** start of Extracted data **

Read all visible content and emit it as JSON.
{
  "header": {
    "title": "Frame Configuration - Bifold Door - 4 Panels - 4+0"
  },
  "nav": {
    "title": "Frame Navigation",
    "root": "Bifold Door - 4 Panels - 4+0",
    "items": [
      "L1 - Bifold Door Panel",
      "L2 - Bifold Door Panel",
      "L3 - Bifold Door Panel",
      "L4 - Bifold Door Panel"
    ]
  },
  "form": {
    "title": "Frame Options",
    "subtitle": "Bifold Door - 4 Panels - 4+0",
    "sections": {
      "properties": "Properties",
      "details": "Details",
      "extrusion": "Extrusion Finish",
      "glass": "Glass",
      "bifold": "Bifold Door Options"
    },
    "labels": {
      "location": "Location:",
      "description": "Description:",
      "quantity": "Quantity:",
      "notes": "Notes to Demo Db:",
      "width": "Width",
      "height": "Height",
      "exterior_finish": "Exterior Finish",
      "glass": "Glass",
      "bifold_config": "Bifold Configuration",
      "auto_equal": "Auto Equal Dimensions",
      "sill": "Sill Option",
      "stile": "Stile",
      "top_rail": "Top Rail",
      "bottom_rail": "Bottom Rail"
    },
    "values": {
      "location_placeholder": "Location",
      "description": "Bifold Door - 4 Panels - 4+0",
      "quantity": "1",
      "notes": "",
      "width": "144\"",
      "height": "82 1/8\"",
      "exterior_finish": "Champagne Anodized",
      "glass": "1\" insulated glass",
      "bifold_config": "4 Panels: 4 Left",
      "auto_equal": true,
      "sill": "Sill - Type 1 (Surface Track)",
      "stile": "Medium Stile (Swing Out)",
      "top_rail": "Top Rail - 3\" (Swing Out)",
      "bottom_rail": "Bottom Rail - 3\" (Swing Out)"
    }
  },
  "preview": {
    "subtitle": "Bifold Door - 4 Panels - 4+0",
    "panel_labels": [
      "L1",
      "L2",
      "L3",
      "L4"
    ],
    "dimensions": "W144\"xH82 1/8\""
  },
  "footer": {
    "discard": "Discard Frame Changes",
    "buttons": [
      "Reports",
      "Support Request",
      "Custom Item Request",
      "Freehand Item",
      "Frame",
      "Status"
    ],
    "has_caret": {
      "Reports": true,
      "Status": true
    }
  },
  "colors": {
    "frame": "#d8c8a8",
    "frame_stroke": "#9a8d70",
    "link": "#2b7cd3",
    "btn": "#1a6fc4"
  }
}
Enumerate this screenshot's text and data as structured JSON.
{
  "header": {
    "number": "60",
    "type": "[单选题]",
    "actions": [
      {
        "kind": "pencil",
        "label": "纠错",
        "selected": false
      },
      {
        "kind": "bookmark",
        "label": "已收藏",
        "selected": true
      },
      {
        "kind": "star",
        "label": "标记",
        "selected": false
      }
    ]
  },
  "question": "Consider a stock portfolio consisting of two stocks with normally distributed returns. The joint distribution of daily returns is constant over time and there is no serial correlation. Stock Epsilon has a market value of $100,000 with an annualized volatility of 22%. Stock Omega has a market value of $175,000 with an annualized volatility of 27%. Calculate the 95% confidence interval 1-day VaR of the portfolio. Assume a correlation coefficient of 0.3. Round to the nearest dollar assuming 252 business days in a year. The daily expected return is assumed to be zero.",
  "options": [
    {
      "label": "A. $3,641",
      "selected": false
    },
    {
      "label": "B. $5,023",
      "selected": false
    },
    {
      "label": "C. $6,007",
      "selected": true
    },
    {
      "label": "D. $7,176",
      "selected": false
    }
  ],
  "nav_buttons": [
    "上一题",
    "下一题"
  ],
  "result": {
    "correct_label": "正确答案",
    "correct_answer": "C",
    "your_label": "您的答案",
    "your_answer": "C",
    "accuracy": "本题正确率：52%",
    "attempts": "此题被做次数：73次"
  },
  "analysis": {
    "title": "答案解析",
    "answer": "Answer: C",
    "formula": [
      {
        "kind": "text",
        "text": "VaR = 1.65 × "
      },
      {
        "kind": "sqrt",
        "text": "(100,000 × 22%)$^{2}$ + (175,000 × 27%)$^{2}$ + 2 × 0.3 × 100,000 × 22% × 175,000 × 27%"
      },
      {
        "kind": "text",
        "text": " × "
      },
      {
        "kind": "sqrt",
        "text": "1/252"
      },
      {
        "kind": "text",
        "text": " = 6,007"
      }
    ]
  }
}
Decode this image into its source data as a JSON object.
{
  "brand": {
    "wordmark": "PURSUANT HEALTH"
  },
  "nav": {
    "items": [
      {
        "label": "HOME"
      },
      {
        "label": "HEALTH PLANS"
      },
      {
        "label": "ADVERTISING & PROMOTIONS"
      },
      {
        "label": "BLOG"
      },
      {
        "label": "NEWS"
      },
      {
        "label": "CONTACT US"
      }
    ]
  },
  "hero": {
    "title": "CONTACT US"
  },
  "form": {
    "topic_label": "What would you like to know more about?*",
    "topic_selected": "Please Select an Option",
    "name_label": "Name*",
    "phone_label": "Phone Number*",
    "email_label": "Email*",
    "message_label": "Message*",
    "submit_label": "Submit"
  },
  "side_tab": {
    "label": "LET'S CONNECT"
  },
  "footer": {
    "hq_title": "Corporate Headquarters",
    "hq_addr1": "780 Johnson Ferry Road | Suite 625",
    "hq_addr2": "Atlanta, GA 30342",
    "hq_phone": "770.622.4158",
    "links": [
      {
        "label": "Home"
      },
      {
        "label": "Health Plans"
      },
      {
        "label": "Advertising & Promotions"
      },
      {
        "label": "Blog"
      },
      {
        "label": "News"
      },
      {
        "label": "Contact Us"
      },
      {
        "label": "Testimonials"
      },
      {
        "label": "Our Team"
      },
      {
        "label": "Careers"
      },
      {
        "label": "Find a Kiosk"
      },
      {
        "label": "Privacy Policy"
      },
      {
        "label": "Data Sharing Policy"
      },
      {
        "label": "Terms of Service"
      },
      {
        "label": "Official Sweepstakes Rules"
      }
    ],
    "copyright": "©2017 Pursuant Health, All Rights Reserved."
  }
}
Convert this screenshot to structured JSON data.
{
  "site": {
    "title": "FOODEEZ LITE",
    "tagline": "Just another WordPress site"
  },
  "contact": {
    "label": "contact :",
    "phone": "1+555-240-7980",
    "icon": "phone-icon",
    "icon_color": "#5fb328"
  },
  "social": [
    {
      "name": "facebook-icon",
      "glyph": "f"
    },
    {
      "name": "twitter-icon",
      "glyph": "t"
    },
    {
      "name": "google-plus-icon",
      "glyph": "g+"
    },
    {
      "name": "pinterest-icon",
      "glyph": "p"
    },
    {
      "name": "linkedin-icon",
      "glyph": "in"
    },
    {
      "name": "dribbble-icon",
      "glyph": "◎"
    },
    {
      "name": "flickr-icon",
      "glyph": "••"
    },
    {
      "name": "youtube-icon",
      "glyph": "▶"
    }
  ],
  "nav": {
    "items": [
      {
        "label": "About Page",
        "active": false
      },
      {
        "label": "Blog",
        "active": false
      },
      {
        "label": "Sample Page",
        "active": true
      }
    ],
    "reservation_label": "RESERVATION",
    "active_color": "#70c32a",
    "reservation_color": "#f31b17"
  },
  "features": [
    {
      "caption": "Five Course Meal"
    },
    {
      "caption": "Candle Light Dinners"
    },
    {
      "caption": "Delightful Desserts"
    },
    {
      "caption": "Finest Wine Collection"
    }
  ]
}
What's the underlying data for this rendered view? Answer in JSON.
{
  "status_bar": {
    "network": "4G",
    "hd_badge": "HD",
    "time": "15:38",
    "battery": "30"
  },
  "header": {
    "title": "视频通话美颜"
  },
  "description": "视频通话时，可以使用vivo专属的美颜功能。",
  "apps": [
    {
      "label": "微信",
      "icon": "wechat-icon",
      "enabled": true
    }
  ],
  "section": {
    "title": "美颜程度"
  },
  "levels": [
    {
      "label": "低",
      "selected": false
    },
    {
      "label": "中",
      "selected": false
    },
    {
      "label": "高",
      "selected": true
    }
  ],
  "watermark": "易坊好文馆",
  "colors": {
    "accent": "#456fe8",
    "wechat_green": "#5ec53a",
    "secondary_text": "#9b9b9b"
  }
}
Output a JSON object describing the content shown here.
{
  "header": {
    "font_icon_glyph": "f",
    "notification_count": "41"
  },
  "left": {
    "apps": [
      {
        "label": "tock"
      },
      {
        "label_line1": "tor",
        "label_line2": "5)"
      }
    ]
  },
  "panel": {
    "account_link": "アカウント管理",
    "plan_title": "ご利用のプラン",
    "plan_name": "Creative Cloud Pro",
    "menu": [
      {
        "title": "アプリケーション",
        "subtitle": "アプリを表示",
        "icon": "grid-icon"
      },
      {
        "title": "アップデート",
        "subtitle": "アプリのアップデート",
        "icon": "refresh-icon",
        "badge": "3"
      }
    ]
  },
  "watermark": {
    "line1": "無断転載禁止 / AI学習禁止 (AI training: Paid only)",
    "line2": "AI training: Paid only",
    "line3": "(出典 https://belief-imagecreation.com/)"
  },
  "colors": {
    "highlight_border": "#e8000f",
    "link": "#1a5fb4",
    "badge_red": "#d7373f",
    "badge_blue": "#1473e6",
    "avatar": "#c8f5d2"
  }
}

** end of Extracted data **

**What to work on:** Gather every line from the listing above in which the word "time" appears.

**The reply:**
  "question": "Consider a stock portfolio consisting of two stocks with normally distributed returns. The joint distribution of daily returns is constant over time and there is no serial correlation. Stock Epsilon has a market value of $100,000 with an annualized volatility of 22%. Stock Omega has a market value of $175,000 with an annualized volatility of 27%. Calculate the 95% confidence interval 1-day VaR of the portfolio. Assume a correlation coefficient of 0.3. Round to the nearest dollar assuming 252 business days in a year. The daily expected return is assumed to be zero.",
    "time": "15:38",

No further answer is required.